» Collection entries:

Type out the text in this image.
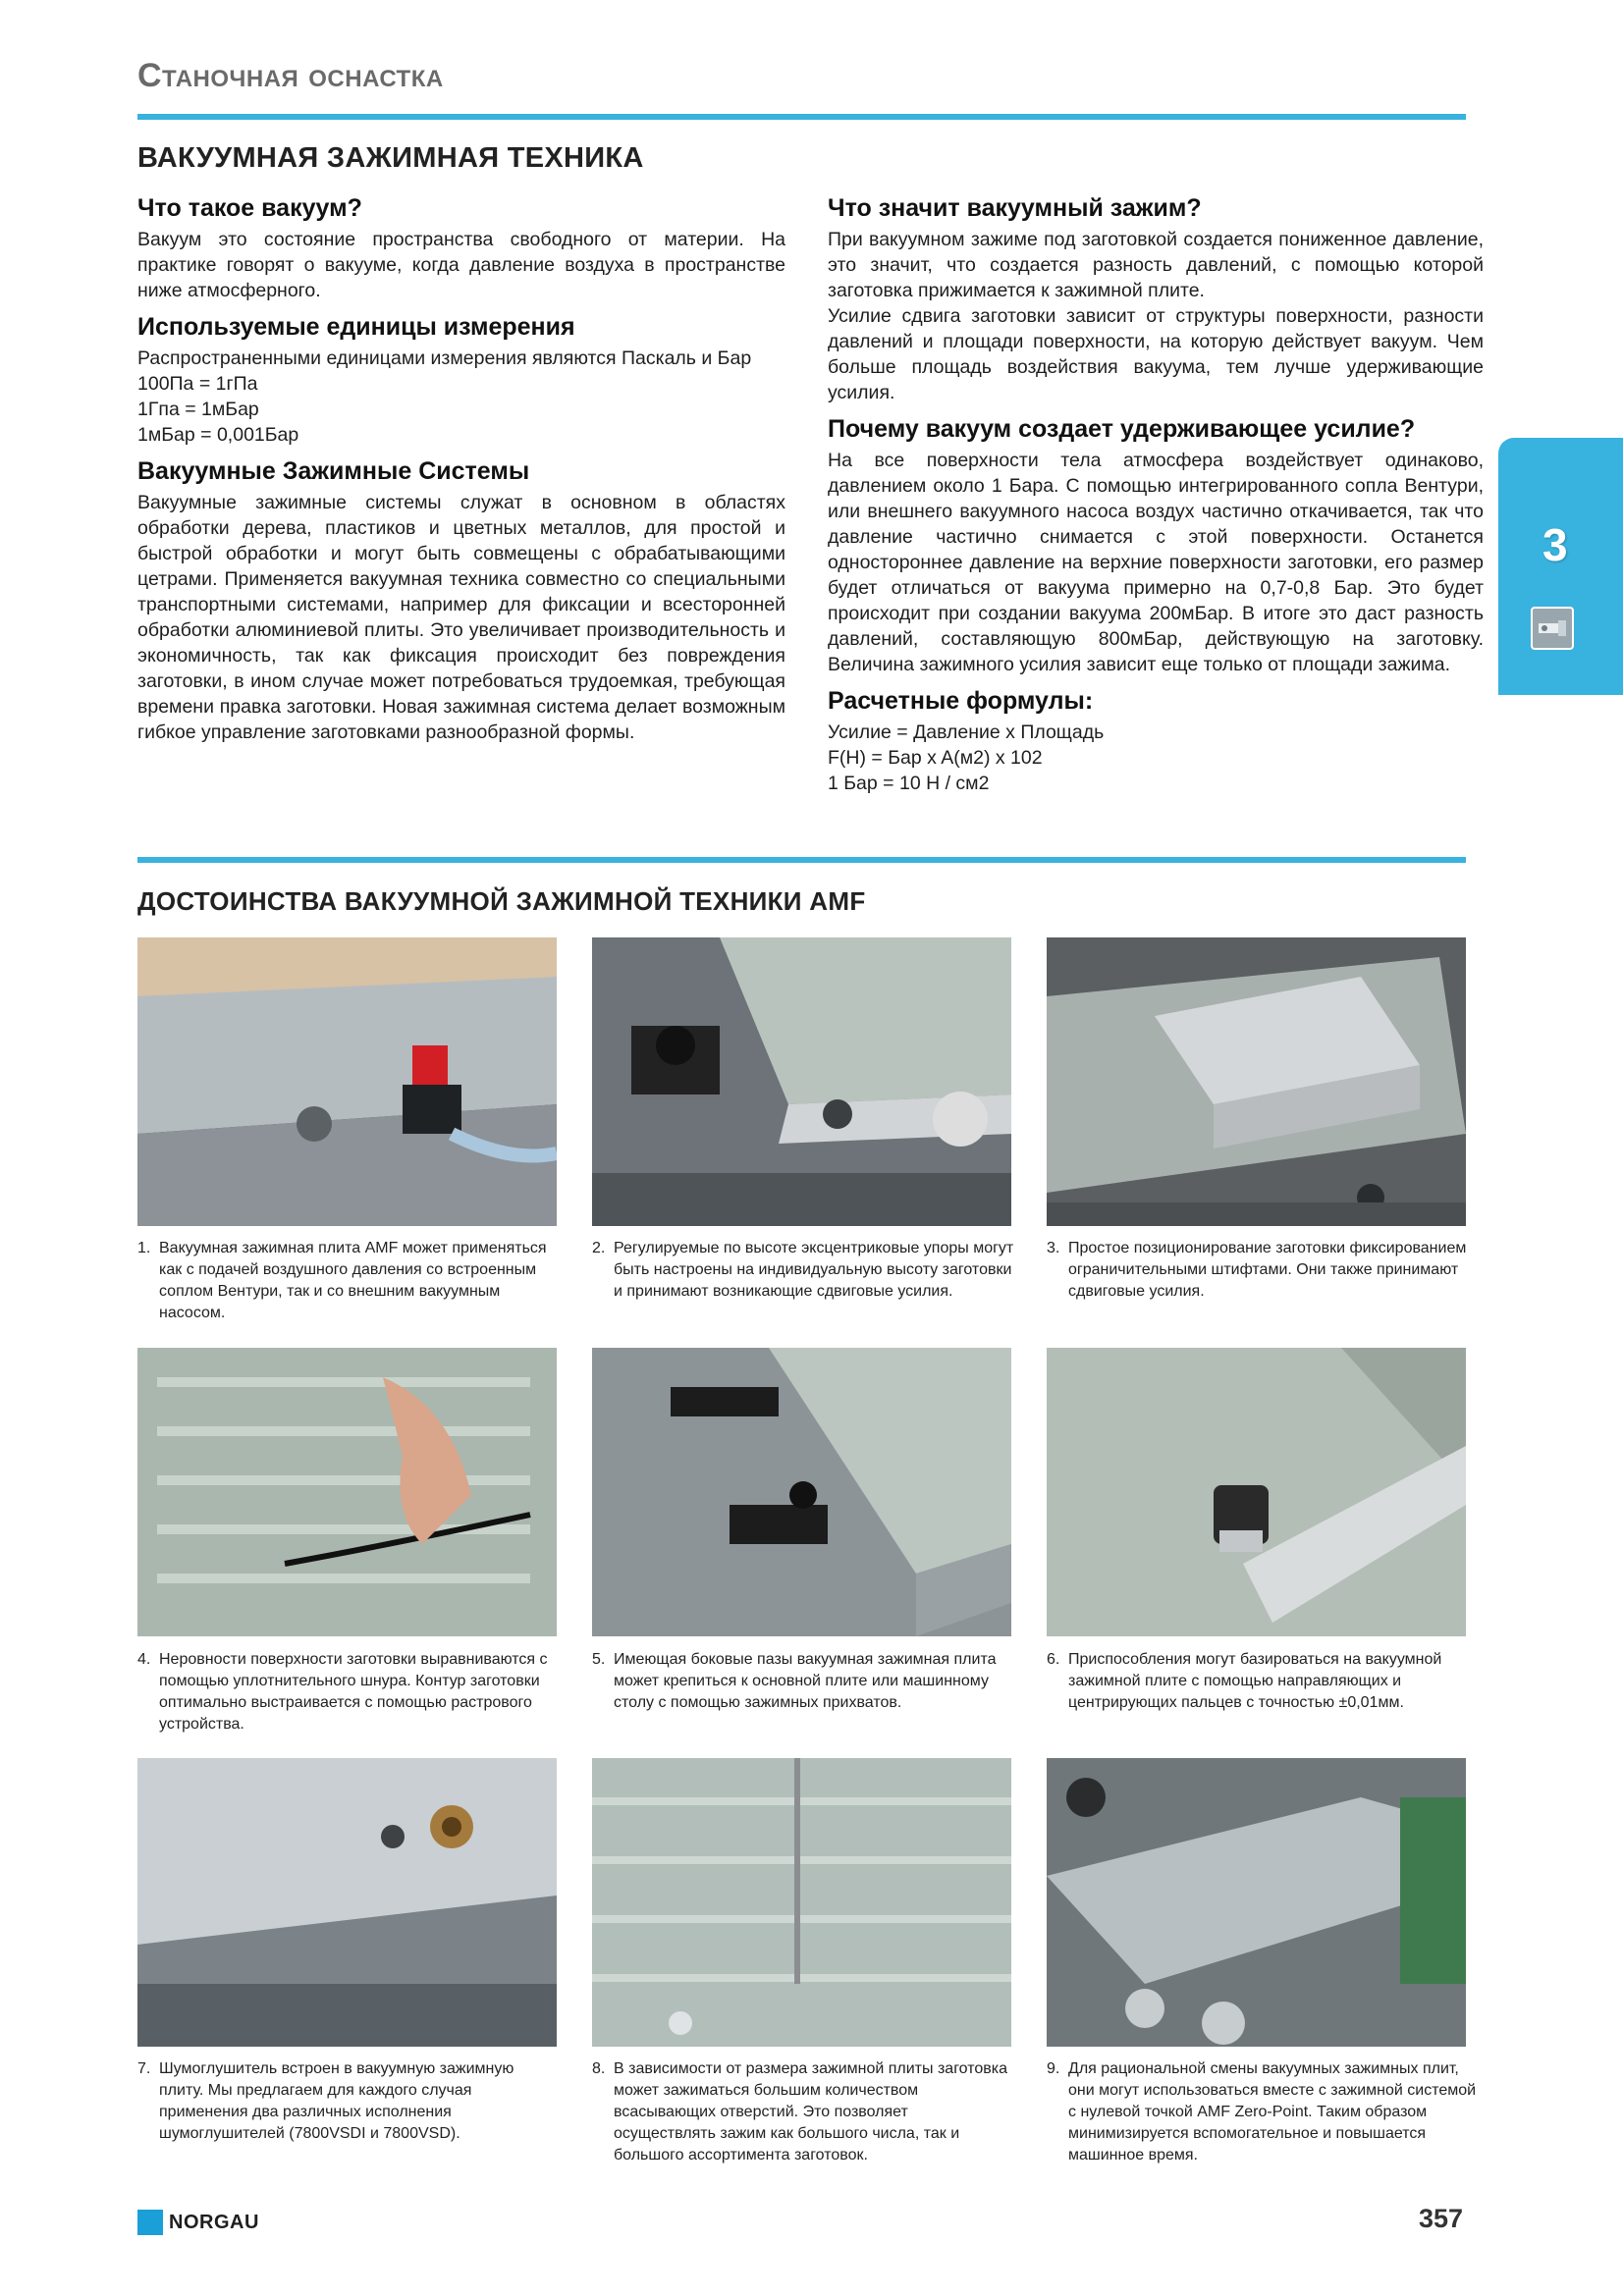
Станочная оснастка
ВАКУУМНАЯ ЗАЖИМНАЯ ТЕХНИКА
Что такое вакуум?

Вакуум это состояние пространства свободного от материи. На практике говорят о вакууме, когда давление воздуха в пространстве ниже атмосферного.

Используемые единицы измерения

Распространенными единицами измерения являются Паскаль и Бар

100Па = 1гПа

1Гпа = 1мБар

1мБар = 0,001Бар

Вакуумные Зажимные Системы

Вакуумные зажимные системы служат в основном в областях обработки дерева, пластиков и цветных металлов, для простой и быстрой обработки и могут быть совмещены с обрабатывающими цетрами. Применяется вакуумная техника совместно со специальными транспортными системами, например для фиксации и всесторонней обработки алюминиевой плиты. Это увеличивает производительность и экономичность, так как фиксация происходит без повреждения заготовки, в ином случае может потребоваться трудоемкая, требующая времени правка заготовки. Новая зажимная система делает возможным гибкое управление заготовками разнообразной формы.

Что значит вакуумный зажим?

При вакуумном зажиме под заготовкой создается пониженное давление, это значит, что создается разность давлений, с помощью которой заготовка прижимается к зажимной плите.

Усилие сдвига заготовки зависит от структуры поверхности, разности давлений и площади поверхности, на которую действует вакуум. Чем больше площадь воздействия вакуума, тем лучше удерживающие усилия.

Почему вакуум создает удерживающее усилие?

На все поверхности тела атмосфера воздействует одинаково, давлением около 1 Бара. С помощью интегрированного сопла Вентури, или внешнего вакуумного насоса воздух частично откачивается, так что давление частично снимается с этой поверхности. Останется одностороннее давление на верхние поверхности заготовки, его размер будет отличаться от вакуума примерно на 0,7-0,8 Бар. Это будет происходит при создании вакуума 200мБар. В итоге это даст разность давлений, составляющую 800мБар, действующую на заготовку. Величина зажимного усилия зависит еще только от площади зажима.

Расчетные формулы:

Усилие = Давление x Площадь

F(H) = Бар x A(м2) x 102

1 Бар = 10 Н / см2

3
ДОСТОИНСТВА ВАКУУМНОЙ ЗАЖИМНОЙ ТЕХНИКИ AMF
1. Вакуумная зажимная плита AMF может применяться как с подачей воздушного давления со встроенным соплом Вентури, так и со внешним вакуумным насосом.
2. Регулируемые по высоте эксцентриковые упоры могут быть настроены на индивидуальную высоту заготовки и принимают возникающие сдвиговые усилия.
3. Простое позиционирование заготовки фиксированием ограничительными штифтами. Они также принимают сдвиговые усилия.
4. Неровности поверхности заготовки выравниваются с помощью уплотнительного шнура. Контур заготовки оптимально выстраивается с помощью растрового устройства.
5. Имеющая боковые пазы вакуумная зажимная плита может крепиться к основной плите или машинному столу с помощью зажимных прихватов.
6. Приспособления могут базироваться на вакуумной зажимной плите с помощью направляющих и центрирующих пальцев с точностью ±0,01мм.
7. Шумоглушитель встроен в вакуумную зажимную плиту. Мы предлагаем для каждого случая применения два различных исполнения шумоглушителей (7800VSDI и 7800VSD).
8. В зависимости от размера зажимной плиты заготовка может зажиматься большим количеством всасывающих отверстий. Это позволяет осуществлять зажим как большого числа, так и большого ассортимента заготовок.
9. Для рациональной смены вакуумных зажимных плит, они могут использоваться вместе с зажимной системой с нулевой точкой AMF Zero-Point. Таким образом минимизируется вспомогательное и повышается машинное время.
NORGAU	357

» TASK STATEMENT:
Select and copy each line from the data that includes the word "давлений".

» COMPLETE ANSWER:
При вакуумном зажиме под заготовкой создается пониженное давление, это значит, что создается разность давлений, с помощью которой заготовка прижимается к зажимной плите.
Усилие сдвига заготовки зависит от структуры поверхности, разности давлений и площади поверхности, на которую действует вакуум. Чем больше площадь воздействия вакуума, тем лучше удерживающие усилия.
На все поверхности тела атмосфера воздействует одинаково, давлением около 1 Бара. С помощью интегрированного сопла Вентури, или внешнего вакуумного насоса воздух частично откачивается, так что давление частично снимается с этой поверхности. Останется одностороннее давление на верхние поверхности заготовки, его размер будет отличаться от вакуума примерно на 0,7-0,8 Бар. Это будет происходит при создании вакуума 200мБар. В итоге это даст разность давлений, составляющую 800мБар, действующую на заготовку. Величина зажимного усилия зависит еще только от площади зажима.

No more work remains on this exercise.